- [What is expected]
Read through the entries below and return each line with the word "Rainfall".

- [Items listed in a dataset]
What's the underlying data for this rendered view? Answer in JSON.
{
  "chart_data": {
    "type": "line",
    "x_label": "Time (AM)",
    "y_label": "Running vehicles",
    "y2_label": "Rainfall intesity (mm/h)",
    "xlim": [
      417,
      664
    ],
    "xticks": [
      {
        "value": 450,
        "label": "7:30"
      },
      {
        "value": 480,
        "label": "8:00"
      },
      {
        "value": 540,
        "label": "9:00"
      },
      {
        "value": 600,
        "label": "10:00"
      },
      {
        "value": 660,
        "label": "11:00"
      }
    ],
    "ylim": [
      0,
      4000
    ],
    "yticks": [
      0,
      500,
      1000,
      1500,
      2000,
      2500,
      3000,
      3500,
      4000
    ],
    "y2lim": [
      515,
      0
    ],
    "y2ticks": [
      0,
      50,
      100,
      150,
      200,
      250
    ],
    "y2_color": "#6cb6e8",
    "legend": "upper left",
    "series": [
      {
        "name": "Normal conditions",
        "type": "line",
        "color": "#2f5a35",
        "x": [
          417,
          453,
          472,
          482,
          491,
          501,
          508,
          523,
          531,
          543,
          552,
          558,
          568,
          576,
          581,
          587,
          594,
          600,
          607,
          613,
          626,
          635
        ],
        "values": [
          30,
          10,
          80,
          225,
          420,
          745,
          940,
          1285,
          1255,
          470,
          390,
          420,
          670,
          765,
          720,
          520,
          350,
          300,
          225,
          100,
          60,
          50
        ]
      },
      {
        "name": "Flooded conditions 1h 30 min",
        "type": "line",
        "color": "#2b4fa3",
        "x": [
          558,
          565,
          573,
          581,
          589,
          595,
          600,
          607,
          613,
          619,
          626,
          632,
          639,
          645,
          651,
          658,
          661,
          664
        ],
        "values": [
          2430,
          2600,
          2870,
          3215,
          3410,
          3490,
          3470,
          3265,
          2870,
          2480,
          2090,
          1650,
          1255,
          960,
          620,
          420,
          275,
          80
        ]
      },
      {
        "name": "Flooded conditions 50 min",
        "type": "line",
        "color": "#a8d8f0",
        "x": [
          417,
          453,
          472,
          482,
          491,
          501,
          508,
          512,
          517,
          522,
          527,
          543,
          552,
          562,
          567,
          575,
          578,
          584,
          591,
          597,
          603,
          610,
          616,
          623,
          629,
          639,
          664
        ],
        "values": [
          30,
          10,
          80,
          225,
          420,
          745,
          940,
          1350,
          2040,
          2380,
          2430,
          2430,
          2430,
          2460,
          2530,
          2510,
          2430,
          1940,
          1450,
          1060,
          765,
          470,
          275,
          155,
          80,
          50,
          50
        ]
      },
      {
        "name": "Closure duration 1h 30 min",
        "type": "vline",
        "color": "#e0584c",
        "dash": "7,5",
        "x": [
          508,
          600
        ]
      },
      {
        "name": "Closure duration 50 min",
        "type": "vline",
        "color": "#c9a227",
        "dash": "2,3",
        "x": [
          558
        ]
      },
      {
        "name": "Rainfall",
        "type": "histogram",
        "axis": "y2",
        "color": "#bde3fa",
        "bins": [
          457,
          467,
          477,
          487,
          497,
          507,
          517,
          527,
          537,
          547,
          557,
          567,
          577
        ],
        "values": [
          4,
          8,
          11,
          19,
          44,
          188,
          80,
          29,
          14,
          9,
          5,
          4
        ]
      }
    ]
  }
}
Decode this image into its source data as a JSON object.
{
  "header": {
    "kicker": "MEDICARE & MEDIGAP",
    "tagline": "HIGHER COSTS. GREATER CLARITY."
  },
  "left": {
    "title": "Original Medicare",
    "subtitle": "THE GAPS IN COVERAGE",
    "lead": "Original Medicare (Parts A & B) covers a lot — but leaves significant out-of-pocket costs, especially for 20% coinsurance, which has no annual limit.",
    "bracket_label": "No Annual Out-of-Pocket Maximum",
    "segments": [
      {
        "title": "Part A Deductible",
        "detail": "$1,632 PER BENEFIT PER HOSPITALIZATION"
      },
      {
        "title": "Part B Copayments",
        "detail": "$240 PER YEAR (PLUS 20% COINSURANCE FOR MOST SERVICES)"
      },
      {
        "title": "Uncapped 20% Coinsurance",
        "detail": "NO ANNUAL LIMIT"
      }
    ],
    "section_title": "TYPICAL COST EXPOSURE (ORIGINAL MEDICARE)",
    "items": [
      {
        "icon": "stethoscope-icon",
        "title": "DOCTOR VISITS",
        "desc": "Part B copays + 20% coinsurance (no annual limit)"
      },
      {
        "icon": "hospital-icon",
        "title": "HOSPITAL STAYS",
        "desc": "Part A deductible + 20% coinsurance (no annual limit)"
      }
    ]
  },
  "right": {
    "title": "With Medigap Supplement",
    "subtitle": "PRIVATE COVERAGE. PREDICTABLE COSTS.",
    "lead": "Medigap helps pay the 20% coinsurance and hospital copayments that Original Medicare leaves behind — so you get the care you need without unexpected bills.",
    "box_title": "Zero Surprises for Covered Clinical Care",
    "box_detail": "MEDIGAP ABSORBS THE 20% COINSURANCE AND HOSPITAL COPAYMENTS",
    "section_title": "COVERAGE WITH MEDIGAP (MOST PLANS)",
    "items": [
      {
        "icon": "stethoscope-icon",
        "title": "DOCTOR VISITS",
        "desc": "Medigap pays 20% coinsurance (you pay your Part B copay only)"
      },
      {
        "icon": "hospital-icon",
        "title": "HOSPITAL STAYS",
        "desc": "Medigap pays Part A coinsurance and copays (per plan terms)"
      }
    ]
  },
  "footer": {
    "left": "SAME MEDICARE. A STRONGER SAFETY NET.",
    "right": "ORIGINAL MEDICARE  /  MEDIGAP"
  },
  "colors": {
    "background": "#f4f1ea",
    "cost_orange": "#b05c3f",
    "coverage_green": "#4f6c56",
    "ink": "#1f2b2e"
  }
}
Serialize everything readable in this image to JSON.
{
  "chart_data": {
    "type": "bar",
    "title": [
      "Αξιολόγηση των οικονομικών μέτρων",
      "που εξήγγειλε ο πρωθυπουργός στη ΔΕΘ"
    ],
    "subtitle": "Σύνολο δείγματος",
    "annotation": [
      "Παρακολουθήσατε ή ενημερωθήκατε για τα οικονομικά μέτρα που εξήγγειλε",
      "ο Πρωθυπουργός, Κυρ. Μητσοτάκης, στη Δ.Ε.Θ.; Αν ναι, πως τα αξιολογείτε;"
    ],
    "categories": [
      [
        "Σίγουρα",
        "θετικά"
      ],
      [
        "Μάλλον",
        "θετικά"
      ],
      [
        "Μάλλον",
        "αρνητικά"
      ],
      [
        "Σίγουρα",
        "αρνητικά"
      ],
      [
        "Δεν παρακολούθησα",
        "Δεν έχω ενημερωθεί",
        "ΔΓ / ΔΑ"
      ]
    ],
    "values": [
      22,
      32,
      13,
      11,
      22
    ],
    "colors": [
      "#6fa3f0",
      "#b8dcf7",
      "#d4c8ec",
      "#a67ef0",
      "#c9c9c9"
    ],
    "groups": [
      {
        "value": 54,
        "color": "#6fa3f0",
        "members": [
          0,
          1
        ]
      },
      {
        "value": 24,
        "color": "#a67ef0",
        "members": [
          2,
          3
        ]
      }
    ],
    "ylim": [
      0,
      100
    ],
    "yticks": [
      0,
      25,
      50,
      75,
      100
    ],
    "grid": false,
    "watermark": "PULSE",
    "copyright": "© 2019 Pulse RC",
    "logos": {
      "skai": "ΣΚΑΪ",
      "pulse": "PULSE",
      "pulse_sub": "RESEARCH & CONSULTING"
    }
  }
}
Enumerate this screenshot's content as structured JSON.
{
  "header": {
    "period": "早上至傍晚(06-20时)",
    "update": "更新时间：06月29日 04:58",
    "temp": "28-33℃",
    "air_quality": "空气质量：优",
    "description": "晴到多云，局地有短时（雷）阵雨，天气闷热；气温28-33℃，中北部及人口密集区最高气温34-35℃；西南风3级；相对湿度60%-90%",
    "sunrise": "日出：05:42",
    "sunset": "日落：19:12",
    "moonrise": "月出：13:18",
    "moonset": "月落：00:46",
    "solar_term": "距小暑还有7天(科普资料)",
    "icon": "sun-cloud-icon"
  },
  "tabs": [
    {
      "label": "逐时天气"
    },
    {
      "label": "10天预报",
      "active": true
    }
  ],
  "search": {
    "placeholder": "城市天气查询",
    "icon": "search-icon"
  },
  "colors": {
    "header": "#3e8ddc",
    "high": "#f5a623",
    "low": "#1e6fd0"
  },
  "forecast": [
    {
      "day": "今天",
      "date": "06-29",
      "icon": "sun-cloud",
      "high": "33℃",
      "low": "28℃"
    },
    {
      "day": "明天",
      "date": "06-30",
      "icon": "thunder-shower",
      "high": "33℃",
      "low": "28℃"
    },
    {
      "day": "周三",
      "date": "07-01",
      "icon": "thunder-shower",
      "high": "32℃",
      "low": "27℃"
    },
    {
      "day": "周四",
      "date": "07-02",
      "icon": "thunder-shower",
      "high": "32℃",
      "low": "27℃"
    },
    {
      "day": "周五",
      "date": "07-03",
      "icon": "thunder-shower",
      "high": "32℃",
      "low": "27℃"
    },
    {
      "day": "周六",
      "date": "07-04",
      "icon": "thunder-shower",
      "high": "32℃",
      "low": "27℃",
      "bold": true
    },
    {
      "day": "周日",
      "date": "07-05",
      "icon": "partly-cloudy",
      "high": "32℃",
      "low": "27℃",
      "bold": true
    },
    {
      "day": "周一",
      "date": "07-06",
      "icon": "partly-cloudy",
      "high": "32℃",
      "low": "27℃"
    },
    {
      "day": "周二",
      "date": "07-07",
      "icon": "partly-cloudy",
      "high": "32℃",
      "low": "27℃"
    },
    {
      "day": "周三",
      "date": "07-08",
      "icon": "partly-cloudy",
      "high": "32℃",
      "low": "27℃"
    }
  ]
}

- [Response to the task]
    "y2_label": "Rainfall intesity (mm/h)",
        "name": "Rainfall",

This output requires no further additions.